* INSTRUCTIONS TO FOLLOW:
Locate and copy all lines bearing the word "営業部週次ミーティング".

* RECORDS TO USE:
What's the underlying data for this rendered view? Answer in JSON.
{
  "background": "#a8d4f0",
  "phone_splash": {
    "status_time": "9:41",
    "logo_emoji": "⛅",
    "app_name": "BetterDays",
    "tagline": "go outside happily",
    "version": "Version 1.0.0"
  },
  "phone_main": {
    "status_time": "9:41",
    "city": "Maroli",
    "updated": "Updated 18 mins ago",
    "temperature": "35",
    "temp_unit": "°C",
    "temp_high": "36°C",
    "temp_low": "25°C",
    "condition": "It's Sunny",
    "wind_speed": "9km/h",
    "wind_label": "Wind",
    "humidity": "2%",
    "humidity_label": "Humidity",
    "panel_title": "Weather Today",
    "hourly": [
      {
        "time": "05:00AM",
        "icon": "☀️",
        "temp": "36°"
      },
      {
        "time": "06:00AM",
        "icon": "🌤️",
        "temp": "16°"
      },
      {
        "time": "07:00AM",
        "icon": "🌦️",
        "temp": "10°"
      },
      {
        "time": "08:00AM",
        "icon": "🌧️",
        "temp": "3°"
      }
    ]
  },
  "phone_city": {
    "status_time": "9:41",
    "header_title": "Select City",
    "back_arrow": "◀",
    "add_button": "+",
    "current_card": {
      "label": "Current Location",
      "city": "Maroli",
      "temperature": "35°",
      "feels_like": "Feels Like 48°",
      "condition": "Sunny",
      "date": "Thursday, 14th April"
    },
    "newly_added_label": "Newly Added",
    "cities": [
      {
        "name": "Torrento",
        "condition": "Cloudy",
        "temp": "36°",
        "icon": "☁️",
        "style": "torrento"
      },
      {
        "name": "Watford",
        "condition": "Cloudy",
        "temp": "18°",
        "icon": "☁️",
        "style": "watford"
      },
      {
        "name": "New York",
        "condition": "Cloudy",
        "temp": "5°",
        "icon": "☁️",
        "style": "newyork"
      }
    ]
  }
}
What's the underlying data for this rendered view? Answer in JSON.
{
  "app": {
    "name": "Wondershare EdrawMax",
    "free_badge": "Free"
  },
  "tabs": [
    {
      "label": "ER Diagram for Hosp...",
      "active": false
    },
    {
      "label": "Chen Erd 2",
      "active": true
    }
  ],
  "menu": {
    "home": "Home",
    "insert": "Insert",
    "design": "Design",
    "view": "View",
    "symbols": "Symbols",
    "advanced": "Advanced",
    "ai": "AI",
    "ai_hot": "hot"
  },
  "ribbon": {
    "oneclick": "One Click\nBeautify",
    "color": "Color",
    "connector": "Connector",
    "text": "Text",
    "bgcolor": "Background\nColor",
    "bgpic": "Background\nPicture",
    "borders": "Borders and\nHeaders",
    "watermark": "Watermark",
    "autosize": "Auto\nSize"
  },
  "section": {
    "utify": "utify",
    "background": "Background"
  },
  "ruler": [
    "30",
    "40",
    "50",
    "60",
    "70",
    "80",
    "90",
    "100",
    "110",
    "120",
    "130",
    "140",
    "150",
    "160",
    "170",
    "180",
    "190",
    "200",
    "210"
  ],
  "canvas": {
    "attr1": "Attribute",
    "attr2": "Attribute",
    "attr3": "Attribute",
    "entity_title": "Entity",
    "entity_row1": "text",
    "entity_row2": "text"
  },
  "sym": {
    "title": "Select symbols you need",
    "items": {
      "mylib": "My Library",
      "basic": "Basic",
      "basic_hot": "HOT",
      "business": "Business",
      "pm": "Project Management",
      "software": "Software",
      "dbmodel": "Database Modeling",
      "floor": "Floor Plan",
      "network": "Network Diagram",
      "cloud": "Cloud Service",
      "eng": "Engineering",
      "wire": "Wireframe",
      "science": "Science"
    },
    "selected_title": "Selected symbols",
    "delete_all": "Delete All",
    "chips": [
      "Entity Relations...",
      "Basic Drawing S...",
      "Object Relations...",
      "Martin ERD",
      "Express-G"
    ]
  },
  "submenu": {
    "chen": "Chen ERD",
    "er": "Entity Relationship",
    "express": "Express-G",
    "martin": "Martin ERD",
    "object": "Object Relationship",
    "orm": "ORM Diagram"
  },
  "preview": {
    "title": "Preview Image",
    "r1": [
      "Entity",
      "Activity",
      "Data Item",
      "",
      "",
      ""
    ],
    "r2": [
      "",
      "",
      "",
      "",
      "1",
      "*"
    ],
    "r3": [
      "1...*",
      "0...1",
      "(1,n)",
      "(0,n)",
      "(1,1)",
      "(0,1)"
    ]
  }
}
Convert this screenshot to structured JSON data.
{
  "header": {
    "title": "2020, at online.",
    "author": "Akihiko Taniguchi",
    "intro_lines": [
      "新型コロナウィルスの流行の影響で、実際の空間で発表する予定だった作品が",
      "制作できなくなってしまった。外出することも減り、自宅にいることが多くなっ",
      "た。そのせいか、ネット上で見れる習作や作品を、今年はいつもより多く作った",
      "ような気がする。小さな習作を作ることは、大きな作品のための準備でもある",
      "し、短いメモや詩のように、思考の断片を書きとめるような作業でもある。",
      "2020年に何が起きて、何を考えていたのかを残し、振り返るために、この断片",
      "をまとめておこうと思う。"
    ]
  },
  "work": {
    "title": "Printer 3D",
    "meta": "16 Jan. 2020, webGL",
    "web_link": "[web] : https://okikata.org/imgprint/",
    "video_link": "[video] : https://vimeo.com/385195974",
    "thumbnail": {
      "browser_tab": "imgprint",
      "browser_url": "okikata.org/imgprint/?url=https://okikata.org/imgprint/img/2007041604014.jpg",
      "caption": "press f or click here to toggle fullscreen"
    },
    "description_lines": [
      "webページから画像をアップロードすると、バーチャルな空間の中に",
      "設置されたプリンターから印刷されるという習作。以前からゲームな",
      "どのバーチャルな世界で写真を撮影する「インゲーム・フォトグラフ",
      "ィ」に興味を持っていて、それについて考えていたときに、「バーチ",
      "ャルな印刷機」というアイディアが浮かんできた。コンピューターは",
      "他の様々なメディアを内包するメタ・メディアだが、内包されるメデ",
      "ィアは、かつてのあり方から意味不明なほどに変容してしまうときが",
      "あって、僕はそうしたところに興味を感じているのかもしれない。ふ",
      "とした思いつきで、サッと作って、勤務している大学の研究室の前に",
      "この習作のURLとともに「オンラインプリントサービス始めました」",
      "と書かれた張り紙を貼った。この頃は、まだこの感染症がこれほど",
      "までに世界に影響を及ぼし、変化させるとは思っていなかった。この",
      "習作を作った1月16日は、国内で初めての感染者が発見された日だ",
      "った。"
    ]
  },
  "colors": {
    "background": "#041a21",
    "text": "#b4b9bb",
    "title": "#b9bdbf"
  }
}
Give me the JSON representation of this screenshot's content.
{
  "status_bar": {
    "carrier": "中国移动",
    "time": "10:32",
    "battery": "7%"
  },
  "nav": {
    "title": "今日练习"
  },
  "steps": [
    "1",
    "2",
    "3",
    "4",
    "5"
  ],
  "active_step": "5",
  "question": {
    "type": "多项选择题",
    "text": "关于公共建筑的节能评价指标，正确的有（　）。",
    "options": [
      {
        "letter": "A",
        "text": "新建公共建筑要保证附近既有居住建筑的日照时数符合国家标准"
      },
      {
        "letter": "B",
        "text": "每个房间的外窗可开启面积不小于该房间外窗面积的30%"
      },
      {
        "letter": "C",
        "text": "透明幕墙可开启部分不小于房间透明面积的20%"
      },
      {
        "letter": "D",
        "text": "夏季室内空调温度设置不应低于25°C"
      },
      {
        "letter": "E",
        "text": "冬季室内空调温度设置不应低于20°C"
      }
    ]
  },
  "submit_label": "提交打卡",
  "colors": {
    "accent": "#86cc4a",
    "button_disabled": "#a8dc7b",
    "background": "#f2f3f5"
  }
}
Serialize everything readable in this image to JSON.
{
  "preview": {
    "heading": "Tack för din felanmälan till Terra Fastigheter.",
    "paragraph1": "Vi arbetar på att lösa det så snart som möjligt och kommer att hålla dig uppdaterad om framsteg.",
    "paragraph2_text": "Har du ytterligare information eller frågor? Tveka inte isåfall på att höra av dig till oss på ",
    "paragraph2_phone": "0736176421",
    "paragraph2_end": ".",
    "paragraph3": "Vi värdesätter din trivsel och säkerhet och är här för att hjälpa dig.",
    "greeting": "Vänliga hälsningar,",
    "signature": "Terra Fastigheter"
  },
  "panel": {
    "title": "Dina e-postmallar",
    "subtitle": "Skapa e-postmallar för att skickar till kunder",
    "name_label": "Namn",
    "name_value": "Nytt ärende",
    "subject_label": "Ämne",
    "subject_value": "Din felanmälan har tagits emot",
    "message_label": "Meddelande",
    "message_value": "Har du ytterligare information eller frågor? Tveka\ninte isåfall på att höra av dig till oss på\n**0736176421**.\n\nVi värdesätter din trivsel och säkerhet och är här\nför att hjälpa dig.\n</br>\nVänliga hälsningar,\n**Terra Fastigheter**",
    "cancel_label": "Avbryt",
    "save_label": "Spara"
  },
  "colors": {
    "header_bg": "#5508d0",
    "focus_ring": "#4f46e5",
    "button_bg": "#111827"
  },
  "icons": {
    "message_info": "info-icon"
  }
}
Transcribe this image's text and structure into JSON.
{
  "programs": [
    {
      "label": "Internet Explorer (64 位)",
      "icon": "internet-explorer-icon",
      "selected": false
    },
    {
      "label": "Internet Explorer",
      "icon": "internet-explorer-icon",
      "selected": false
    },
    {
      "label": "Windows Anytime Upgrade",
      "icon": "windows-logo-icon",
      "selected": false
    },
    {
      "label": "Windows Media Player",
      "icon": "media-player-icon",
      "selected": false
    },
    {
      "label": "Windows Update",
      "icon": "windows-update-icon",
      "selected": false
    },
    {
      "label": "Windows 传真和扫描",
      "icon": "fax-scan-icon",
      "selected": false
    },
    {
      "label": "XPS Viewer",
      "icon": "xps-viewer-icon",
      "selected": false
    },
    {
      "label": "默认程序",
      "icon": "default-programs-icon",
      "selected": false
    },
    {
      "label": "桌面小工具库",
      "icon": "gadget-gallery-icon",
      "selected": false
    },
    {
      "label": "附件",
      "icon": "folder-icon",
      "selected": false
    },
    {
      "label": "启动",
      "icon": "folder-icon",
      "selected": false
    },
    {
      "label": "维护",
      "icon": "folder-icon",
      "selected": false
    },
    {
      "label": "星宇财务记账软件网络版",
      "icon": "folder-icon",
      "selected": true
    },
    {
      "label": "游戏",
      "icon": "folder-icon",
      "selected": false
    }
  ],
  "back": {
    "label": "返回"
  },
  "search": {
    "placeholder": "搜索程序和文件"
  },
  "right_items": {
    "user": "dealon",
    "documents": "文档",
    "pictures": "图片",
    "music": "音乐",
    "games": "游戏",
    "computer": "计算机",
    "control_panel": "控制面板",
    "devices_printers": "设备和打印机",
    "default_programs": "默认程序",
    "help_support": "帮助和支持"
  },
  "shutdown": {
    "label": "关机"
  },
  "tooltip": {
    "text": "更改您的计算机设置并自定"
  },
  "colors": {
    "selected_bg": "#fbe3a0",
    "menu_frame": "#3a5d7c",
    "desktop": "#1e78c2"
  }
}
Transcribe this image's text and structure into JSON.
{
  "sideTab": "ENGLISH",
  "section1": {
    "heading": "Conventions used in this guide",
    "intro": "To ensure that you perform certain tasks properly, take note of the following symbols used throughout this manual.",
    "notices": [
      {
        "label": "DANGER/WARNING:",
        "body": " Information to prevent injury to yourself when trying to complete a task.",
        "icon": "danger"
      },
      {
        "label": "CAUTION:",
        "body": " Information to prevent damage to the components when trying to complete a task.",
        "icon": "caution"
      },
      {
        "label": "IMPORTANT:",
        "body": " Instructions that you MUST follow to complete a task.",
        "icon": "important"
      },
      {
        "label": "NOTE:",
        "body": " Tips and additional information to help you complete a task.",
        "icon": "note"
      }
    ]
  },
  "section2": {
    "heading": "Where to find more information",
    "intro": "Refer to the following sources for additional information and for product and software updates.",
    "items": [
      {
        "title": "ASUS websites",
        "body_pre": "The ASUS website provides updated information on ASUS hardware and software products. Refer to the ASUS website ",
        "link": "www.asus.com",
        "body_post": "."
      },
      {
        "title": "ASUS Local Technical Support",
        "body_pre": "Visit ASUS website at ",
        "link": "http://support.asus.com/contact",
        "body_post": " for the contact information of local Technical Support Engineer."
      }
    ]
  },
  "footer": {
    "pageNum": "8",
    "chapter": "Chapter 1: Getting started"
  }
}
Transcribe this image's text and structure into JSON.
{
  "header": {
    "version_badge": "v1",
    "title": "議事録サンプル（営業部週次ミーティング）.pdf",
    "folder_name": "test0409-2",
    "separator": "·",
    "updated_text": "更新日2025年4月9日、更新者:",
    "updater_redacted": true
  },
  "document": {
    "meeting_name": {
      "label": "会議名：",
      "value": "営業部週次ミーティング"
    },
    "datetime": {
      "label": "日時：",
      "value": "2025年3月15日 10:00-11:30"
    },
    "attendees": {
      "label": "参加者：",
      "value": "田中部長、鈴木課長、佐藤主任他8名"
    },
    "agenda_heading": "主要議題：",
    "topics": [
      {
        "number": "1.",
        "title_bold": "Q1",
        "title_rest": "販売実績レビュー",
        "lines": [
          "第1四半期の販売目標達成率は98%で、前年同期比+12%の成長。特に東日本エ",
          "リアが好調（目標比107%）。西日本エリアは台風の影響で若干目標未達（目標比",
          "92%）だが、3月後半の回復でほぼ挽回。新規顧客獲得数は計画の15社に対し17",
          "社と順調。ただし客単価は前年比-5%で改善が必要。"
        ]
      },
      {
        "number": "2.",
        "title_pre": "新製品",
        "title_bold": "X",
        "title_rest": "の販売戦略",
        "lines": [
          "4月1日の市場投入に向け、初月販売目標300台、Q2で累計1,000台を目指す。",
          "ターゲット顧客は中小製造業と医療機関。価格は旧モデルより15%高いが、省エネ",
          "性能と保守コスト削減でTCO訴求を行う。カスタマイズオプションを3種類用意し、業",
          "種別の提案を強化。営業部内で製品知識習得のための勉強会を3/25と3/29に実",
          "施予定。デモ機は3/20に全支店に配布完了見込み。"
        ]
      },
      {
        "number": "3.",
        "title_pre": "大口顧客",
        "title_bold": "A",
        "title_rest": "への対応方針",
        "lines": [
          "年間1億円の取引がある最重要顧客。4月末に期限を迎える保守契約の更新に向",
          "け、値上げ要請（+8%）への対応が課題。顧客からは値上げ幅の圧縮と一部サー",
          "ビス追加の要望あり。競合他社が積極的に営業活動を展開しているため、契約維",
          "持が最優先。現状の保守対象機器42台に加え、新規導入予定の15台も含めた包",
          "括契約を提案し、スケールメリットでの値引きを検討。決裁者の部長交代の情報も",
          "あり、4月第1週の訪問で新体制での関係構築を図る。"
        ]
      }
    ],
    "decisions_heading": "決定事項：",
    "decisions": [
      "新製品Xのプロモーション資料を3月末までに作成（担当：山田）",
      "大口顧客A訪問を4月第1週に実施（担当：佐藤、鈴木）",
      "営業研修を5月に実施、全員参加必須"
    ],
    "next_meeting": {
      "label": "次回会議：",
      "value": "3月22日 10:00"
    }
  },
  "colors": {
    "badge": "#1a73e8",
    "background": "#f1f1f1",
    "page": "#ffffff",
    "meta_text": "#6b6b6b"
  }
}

* WRITTEN SOLUTION:
    "title": "議事録サンプル（営業部週次ミーティング）.pdf",
      "value": "営業部週次ミーティング"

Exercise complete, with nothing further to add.